__AUFGABENLISTE__.
1 – Auf welche Person verweist Grüner im Quellenauszug über die Deutschkatholiken in Wien als Beleg für den radikalen politischen Ursprung der Bewegung?
2 – Führe den Quellenauszug über die Deutschkatholiken in Wien im Anschluss an seinen letzten Satz weiter.

__QUELLENAUSZUG__.
Ministerpräsident Felix Schwarzenberg bittet Leo Thun zu entscheiden, ob
und in welcher Weise ein Aufsatz von Generalkonsul Joseph Grüner über
die Deutschkatholiken in Wien zu veröffentlichen sei. Diese
Religionsgemeinschaft hatte beim Kultusministerium die Anerkennung als
Religionsgemeinschaft beantragt, was in Deutschland durch Zeitungen
bekannt gemacht worden ist. Grüner hatte daraufhin einen Bericht
verfasst, den Schwarzenberg Thun hiermit vorlegt. Schwarzenberg stellt
die Entscheidung über die Veröffentlichung des Berichts Thun anheim, er
wünscht jedoch über die Entscheidung informiert zu werden.
In der
Beilage ist besagter Bericht von Generalkonsul Grüner an Felix
Schwarzenberg enthalten. Darin spricht sich der Konsul dagegen aus, die
so genannten freichristlichen Gemeinden als Religionsgemeinschaft
gesetzlich anzuerkennen. Grüner betont dabei, dass die freichristlichen
Gemeinden, der Deutschkatholizismus im Allgemeinen ihren Ursprung in
radikalen politischen Ideen hätten, was sich unter anderem darin zeigt,
dass auch Robert Blum der Kirche angehörte. Dies sei ein Grund die
Anerkennung abzulehnen. Grüner glaubt zudem, dass die gesetzliche
Anerkennung als christliche Gemeinschaft auch deshalb nicht statthaft
sei, weil die Deutschkatholiken wesentliche Dogmen der christlichen
Lehre ablehnen.

__DATEN__.
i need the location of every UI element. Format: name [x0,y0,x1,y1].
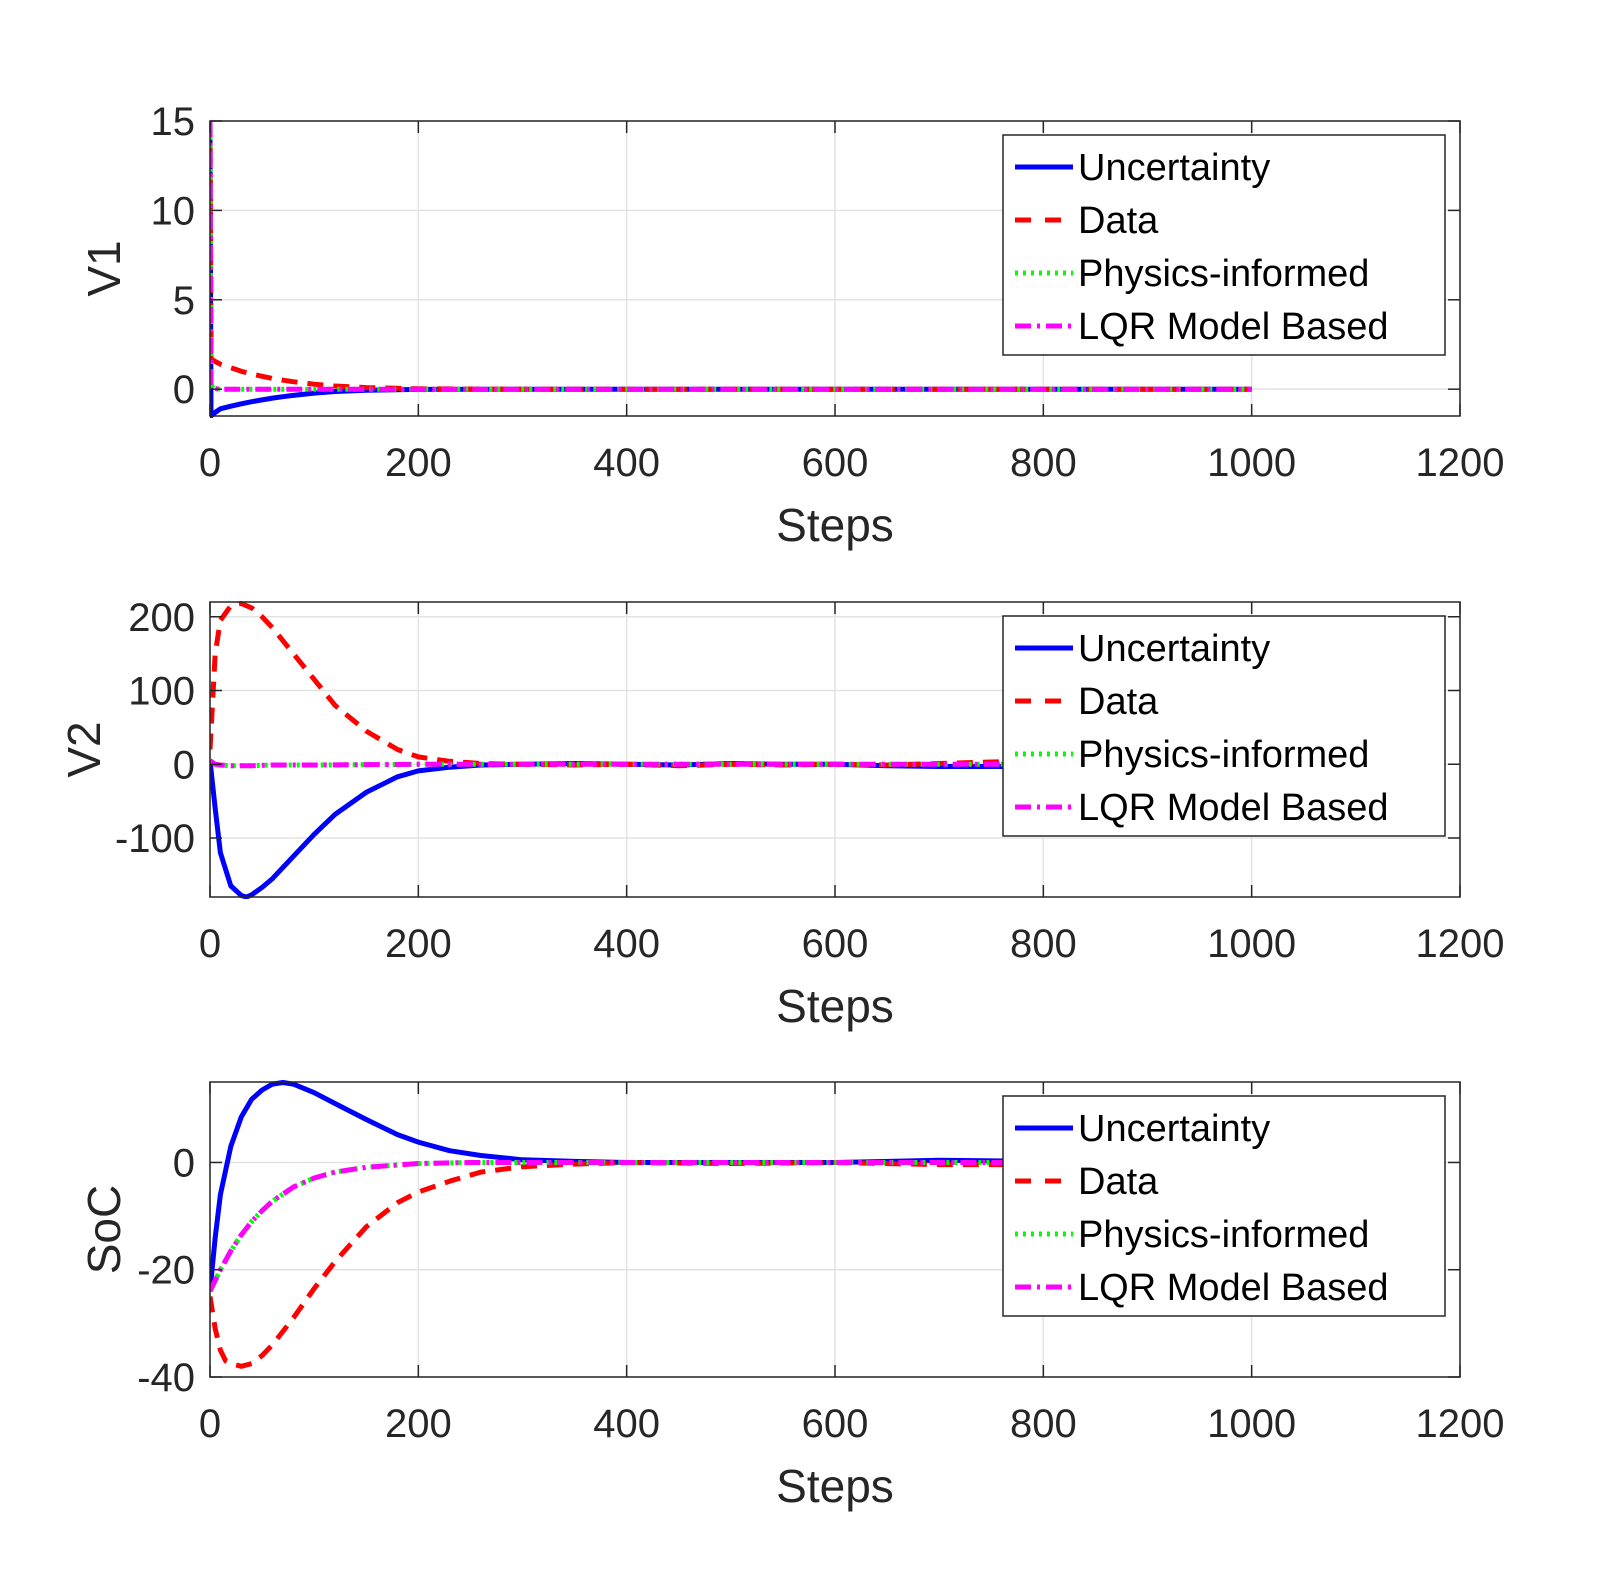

__LÖSUNGEN__.
1 – Robert Blum, der ebenfalls dieser Kirche angehörte.

2 –
Beilage: an . , . Darin enthalten ist ein Bericht Grüners zum Deutschkatholizismus.
Der kaiserliche Consul in
Leipzig hat mit dem angeschlossenen Bericht vom 30. vorigen Monats 57.B. aus Anlaß der in
den öffentlichen Blättern verbreiteten Nachricht über die von der sogenannten
„freichristlichen Gemeinde“ in Wien an das kaiserliche Cultusministerium
überreichte Eingabe, womit sie um sofortige Anerkennung als
Religionsgenossenschaft gebeten hat, den hier zuliegenden Aufsatz zur Aufnahme
in eine österreichische Zeitung hieher gesendet.
Indem ich die
Schlußfassung, ob und in welcher Weise dieser übrigens allerdings sehr
empfehlenswerthe Aufsatz weiter benützt werden könne, Euer Excellenz anheimgebe,
erbitte ich mir nur, bei Rückschluß des Eingangs bezogenen Berichts, die
gefällige Bekanntgebung des diesfalls zu Verfügenden.
Wien, den 5. Juni 1850
F. Schwarzenberg
Nr. 57 Litt.B.
Leipzig, den 30. Mai 1850
Durchlauchtig Hochgeborener Fürst,
Euerer Durchlaucht erlaube ich mir einen, aus Anlaß der in den öffentlichen
Blättern verbreiteten Nachricht über die von der sogenannten
„freichristlichen Gemeinde“ in Wien an das k.k. Ministerium des Cultus
und Unterrichtes überreichten Eingabe, womit sie um sofortige
Anerkennung als Religionsgenossenschaft das Ansuchen gestellt haben sollen,
verfaßten Aufsatz, mit der ehrfurchtsvollen Bitte vorzulegen, wegen dessen
Aufnahme in eine österreichische Zeitung die weitere gnädige Verfügung
treffen zu wollen.
Genehmigen Euere Durchlaucht die Versicherung meiner
tiefen Ehrfurcht.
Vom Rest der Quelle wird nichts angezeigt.